* **Required task**
Set down all of the data that follows word for word, without the images.

(Extracts from a graphics dataset)
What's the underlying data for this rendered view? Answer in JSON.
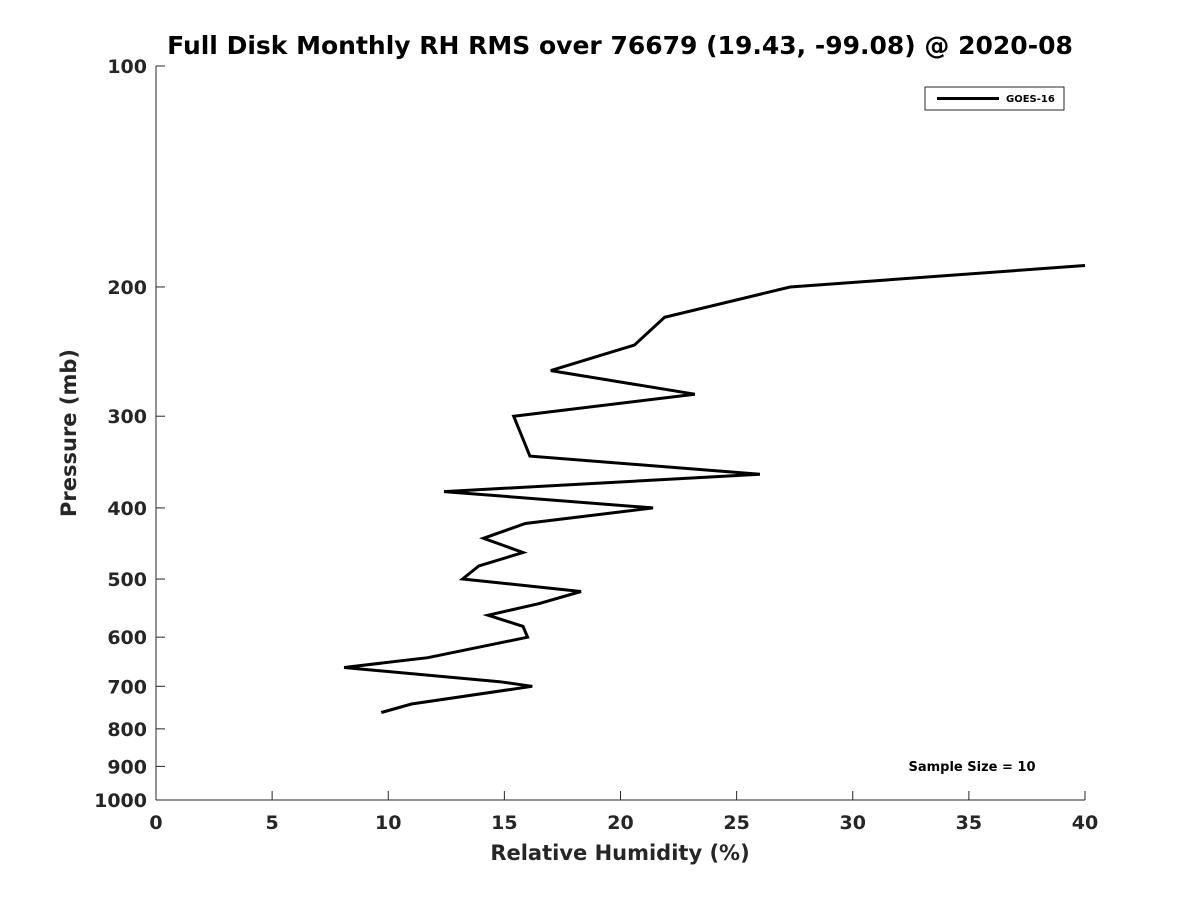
{
  "chart_data": {
    "type": "line",
    "title": "Full Disk Monthly RH RMS over 76679 (19.43, -99.08) @ 2020-08",
    "xlabel": "Relative Humidity (%)",
    "ylabel": "Pressure (mb)",
    "xlim": [
      0,
      40
    ],
    "ylim": [
      100,
      1000
    ],
    "y_scale": "log",
    "y_reversed": true,
    "x_ticks": [
      0,
      5,
      10,
      15,
      20,
      25,
      30,
      35,
      40
    ],
    "y_ticks": [
      100,
      200,
      300,
      400,
      500,
      600,
      700,
      800,
      900,
      1000
    ],
    "grid": false,
    "legend": {
      "position": "top-right",
      "entries": [
        "GOES-16"
      ]
    },
    "annotation": "Sample Size = 10",
    "series": [
      {
        "name": "GOES-16",
        "color": "#000000",
        "points": [
          [
            40.0,
            187
          ],
          [
            27.3,
            200
          ],
          [
            21.9,
            220
          ],
          [
            20.6,
            240
          ],
          [
            17.0,
            260
          ],
          [
            23.2,
            280
          ],
          [
            15.4,
            300
          ],
          [
            16.1,
            340
          ],
          [
            26.0,
            360
          ],
          [
            12.4,
            380
          ],
          [
            21.4,
            400
          ],
          [
            15.9,
            420
          ],
          [
            14.1,
            440
          ],
          [
            15.8,
            460
          ],
          [
            13.9,
            480
          ],
          [
            13.2,
            500
          ],
          [
            18.3,
            520
          ],
          [
            16.5,
            540
          ],
          [
            14.3,
            560
          ],
          [
            15.8,
            580
          ],
          [
            16.0,
            600
          ],
          [
            11.7,
            640
          ],
          [
            8.1,
            660
          ],
          [
            14.8,
            690
          ],
          [
            16.2,
            700
          ],
          [
            11.0,
            740
          ],
          [
            9.7,
            760
          ]
        ]
      }
    ]
  }
}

* **Problem solution**
What's the underlying data for this rendered view? Answer in JSON.
{
  "chart_data": {
    "type": "line",
    "title": "Full Disk Monthly RH RMS over 76679 (19.43, -99.08) @ 2020-08",
    "xlabel": "Relative Humidity (%)",
    "ylabel": "Pressure (mb)",
    "xlim": [
      0,
      40
    ],
    "ylim": [
      100,
      1000
    ],
    "y_scale": "log",
    "y_reversed": true,
    "x_ticks": [
      0,
      5,
      10,
      15,
      20,
      25,
      30,
      35,
      40
    ],
    "y_ticks": [
      100,
      200,
      300,
      400,
      500,
      600,
      700,
      800,
      900,
      1000
    ],
    "grid": false,
    "legend": {
      "position": "top-right",
      "entries": [
        "GOES-16"
      ]
    },
    "annotation": "Sample Size = 10",
    "series": [
      {
        "name": "GOES-16",
        "color": "#000000",
        "points": [
          [
            40.0,
            187
          ],
          [
            27.3,
            200
          ],
          [
            21.9,
            220
          ],
          [
            20.6,
            240
          ],
          [
            17.0,
            260
          ],
          [
            23.2,
            280
          ],
          [
            15.4,
            300
          ],
          [
            16.1,
            340
          ],
          [
            26.0,
            360
          ],
          [
            12.4,
            380
          ],
          [
            21.4,
            400
          ],
          [
            15.9,
            420
          ],
          [
            14.1,
            440
          ],
          [
            15.8,
            460
          ],
          [
            13.9,
            480
          ],
          [
            13.2,
            500
          ],
          [
            18.3,
            520
          ],
          [
            16.5,
            540
          ],
          [
            14.3,
            560
          ],
          [
            15.8,
            580
          ],
          [
            16.0,
            600
          ],
          [
            11.7,
            640
          ],
          [
            8.1,
            660
          ],
          [
            14.8,
            690
          ],
          [
            16.2,
            700
          ],
          [
            11.0,
            740
          ],
          [
            9.7,
            760
          ]
        ]
      }
    ]
  }
}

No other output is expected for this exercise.